PROBLEM TO SOLVE
Records follow. Select each line holding "name".

DATA FOR THIS TASK
·····

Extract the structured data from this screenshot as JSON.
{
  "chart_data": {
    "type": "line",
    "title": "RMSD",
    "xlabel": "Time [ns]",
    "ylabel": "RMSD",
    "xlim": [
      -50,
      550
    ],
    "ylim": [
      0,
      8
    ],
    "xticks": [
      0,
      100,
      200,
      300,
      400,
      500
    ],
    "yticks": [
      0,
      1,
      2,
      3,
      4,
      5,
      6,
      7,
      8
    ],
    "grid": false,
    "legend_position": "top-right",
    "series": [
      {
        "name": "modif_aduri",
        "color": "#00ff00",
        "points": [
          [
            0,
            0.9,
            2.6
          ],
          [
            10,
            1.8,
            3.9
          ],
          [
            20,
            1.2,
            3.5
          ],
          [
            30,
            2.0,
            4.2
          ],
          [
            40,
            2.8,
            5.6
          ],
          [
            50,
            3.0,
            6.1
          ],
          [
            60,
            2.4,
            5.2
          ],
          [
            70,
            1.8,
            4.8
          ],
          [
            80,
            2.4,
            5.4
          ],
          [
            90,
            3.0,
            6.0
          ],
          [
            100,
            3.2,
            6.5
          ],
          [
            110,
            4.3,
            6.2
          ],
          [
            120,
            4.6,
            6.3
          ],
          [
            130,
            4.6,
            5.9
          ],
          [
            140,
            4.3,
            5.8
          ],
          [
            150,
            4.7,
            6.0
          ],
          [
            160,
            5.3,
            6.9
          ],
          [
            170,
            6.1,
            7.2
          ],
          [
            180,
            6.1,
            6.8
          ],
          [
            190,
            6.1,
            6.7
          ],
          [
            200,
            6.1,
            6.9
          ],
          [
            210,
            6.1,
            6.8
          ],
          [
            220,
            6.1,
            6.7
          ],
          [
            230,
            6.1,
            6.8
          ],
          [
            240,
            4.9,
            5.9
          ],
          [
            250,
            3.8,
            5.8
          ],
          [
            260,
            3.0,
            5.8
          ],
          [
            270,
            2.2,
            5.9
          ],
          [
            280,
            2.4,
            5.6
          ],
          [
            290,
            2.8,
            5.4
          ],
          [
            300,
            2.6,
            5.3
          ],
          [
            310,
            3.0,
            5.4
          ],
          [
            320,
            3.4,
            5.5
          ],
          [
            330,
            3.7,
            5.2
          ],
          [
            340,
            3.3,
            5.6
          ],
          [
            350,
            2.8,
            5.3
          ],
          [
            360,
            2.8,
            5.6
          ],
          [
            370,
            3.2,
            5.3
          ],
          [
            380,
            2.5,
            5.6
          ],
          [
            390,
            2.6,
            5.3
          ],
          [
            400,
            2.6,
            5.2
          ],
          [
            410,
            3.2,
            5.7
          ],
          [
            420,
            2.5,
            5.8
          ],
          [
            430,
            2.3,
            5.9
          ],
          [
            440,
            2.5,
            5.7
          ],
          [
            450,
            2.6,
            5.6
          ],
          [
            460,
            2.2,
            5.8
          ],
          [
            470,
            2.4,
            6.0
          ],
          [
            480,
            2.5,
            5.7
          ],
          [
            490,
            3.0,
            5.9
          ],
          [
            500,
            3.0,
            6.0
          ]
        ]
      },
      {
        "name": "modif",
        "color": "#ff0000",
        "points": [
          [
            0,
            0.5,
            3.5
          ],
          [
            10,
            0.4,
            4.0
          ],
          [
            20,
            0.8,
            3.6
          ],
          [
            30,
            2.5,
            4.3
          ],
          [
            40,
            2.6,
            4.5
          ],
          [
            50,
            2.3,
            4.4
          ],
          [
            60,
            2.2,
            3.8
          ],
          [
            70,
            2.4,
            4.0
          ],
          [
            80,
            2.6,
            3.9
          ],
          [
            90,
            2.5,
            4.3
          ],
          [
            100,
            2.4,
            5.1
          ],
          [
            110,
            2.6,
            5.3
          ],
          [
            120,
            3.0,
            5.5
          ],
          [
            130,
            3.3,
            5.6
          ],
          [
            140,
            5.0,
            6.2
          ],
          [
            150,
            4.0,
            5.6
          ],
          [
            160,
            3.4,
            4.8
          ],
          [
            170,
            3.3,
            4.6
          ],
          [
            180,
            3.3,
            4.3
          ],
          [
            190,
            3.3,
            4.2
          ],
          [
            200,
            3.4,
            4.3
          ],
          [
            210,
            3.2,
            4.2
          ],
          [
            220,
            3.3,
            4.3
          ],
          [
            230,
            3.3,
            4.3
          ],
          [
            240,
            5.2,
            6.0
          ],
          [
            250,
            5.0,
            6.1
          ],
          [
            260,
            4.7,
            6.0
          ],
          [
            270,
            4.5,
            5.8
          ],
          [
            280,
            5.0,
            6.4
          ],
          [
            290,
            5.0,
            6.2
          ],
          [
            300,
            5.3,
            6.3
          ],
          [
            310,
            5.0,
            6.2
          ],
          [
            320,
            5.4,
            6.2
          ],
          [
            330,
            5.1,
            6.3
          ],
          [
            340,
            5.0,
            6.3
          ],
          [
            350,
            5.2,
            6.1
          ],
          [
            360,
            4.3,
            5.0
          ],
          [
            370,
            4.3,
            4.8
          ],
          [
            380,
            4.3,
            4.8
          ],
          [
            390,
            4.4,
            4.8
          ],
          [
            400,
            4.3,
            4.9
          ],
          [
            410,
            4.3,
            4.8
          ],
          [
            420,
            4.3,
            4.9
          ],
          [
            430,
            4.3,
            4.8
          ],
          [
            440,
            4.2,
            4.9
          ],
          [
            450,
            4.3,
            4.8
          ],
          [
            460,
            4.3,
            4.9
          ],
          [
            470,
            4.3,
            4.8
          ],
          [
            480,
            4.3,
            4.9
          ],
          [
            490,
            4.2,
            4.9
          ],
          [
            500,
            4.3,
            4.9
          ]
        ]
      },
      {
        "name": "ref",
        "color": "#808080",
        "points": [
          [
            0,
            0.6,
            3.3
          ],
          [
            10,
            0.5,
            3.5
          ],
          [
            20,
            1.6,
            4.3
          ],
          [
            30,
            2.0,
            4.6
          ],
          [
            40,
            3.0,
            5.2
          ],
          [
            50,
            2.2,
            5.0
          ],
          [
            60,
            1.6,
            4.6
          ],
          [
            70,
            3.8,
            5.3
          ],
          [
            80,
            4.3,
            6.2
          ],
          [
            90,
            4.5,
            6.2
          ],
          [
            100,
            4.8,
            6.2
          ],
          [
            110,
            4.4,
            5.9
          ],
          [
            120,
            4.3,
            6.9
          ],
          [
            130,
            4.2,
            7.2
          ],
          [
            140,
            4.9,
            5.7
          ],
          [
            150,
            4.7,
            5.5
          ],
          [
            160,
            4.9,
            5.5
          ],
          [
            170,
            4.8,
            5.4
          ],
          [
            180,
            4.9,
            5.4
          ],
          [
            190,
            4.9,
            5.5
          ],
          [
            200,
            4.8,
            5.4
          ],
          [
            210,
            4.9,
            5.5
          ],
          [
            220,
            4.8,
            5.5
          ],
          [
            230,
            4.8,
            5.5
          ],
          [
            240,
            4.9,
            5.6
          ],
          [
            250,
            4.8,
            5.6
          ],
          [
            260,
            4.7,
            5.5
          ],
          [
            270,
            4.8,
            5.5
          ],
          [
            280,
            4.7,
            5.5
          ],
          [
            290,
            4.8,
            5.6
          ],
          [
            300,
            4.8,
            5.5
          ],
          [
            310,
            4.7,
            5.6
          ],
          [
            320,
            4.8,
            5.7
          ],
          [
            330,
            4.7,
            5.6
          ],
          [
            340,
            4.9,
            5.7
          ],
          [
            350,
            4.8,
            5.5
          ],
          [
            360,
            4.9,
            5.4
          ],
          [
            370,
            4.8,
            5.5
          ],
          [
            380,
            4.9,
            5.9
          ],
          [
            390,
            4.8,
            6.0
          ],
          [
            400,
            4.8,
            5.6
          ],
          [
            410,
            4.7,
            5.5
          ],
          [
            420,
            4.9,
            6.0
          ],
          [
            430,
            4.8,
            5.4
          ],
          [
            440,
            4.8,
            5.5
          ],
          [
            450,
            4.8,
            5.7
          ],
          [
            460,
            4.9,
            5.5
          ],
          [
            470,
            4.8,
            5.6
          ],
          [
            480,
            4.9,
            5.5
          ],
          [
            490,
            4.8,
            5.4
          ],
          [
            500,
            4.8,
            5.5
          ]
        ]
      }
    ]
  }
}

·····

EXERCISE OUTPUT
        "name": "modif_aduri",
        "name": "modif",
        "name": "ref",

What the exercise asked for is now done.